Extracted records
-*-*-

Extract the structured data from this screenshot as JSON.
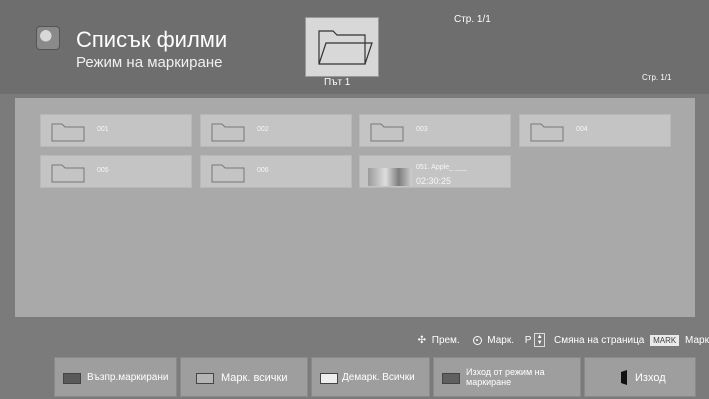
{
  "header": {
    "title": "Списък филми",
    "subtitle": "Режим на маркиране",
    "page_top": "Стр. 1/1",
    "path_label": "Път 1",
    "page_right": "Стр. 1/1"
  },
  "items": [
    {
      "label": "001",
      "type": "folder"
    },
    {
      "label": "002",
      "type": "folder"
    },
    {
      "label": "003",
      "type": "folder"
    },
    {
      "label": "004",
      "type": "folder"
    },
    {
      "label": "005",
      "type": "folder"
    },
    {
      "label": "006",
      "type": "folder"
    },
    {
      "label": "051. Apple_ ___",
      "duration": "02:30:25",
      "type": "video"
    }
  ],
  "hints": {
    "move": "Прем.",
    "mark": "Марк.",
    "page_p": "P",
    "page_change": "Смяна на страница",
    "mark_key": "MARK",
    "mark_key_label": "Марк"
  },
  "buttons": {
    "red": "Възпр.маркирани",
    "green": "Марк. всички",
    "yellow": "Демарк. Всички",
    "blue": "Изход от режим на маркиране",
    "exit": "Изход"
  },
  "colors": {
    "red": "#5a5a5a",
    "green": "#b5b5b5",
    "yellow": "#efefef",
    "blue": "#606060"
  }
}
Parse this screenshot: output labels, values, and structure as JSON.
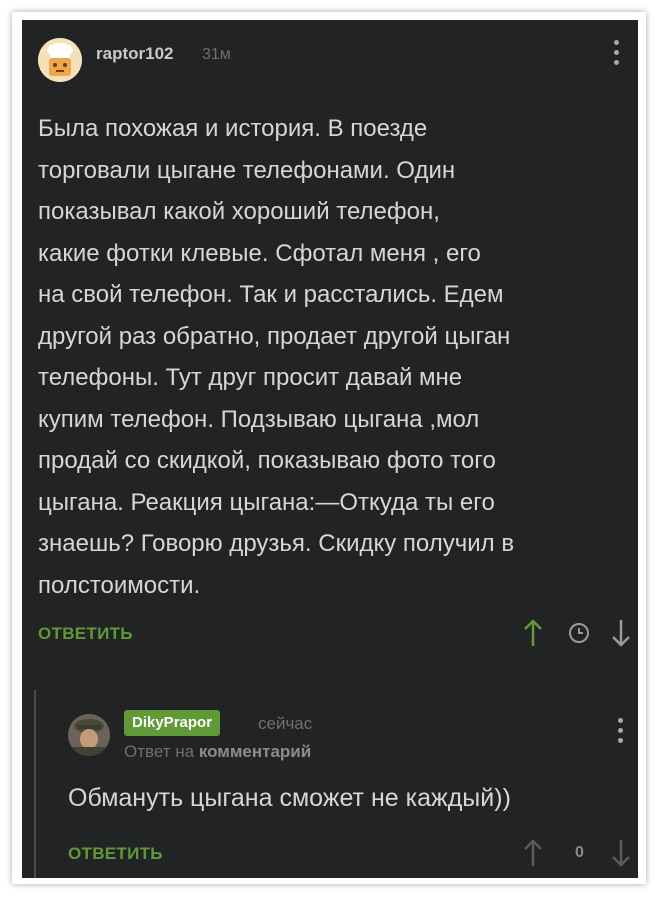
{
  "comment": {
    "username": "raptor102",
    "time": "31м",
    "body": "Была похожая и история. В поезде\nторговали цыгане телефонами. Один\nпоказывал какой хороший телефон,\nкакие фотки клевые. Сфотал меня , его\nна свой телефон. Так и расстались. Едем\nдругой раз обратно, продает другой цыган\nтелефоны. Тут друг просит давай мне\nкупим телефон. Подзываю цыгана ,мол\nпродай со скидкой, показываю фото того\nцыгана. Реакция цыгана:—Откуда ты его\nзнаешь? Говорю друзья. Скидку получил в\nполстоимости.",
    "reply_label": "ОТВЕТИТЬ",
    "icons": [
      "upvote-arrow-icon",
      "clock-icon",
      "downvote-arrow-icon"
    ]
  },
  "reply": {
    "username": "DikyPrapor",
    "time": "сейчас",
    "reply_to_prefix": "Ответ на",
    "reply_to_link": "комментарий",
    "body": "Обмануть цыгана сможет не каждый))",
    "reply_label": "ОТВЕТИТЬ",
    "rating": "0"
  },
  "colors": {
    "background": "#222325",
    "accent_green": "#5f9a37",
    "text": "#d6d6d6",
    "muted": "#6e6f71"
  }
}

-*-*-

» **WRITTEN EXERCISE**:
Return the listing above unchanged, apart from dropping its pictures.

» **OUTPUT BELOW**:
Extract the structured data from this screenshot as JSON.
{
  "header": {
    "title": "Списък филми",
    "subtitle": "Режим на маркиране",
    "page_top": "Стр. 1/1",
    "path_label": "Път 1",
    "page_right": "Стр. 1/1"
  },
  "items": [
    {
      "label": "001",
      "type": "folder"
    },
    {
      "label": "002",
      "type": "folder"
    },
    {
      "label": "003",
      "type": "folder"
    },
    {
      "label": "004",
      "type": "folder"
    },
    {
      "label": "005",
      "type": "folder"
    },
    {
      "label": "006",
      "type": "folder"
    },
    {
      "label": "051. Apple_ ___",
      "duration": "02:30:25",
      "type": "video"
    }
  ],
  "hints": {
    "move": "Прем.",
    "mark": "Марк.",
    "page_p": "P",
    "page_change": "Смяна на страница",
    "mark_key": "MARK",
    "mark_key_label": "Марк"
  },
  "buttons": {
    "red": "Възпр.маркирани",
    "green": "Марк. всички",
    "yellow": "Демарк. Всички",
    "blue": "Изход от режим на маркиране",
    "exit": "Изход"
  },
  "colors": {
    "red": "#5a5a5a",
    "green": "#b5b5b5",
    "yellow": "#efefef",
    "blue": "#606060"
  }
}
Parse this screenshot: output labels, values, and structure as JSON.
{
  "comment": {
    "username": "raptor102",
    "time": "31м",
    "body": "Была похожая и история. В поезде\nторговали цыгане телефонами. Один\nпоказывал какой хороший телефон,\nкакие фотки клевые. Сфотал меня , его\nна свой телефон. Так и расстались. Едем\nдругой раз обратно, продает другой цыган\nтелефоны. Тут друг просит давай мне\nкупим телефон. Подзываю цыгана ,мол\nпродай со скидкой, показываю фото того\nцыгана. Реакция цыгана:—Откуда ты его\nзнаешь? Говорю друзья. Скидку получил в\nполстоимости.",
    "reply_label": "ОТВЕТИТЬ",
    "icons": [
      "upvote-arrow-icon",
      "clock-icon",
      "downvote-arrow-icon"
    ]
  },
  "reply": {
    "username": "DikyPrapor",
    "time": "сейчас",
    "reply_to_prefix": "Ответ на",
    "reply_to_link": "комментарий",
    "body": "Обмануть цыгана сможет не каждый))",
    "reply_label": "ОТВЕТИТЬ",
    "rating": "0"
  },
  "colors": {
    "background": "#222325",
    "accent_green": "#5f9a37",
    "text": "#d6d6d6",
    "muted": "#6e6f71"
  }
}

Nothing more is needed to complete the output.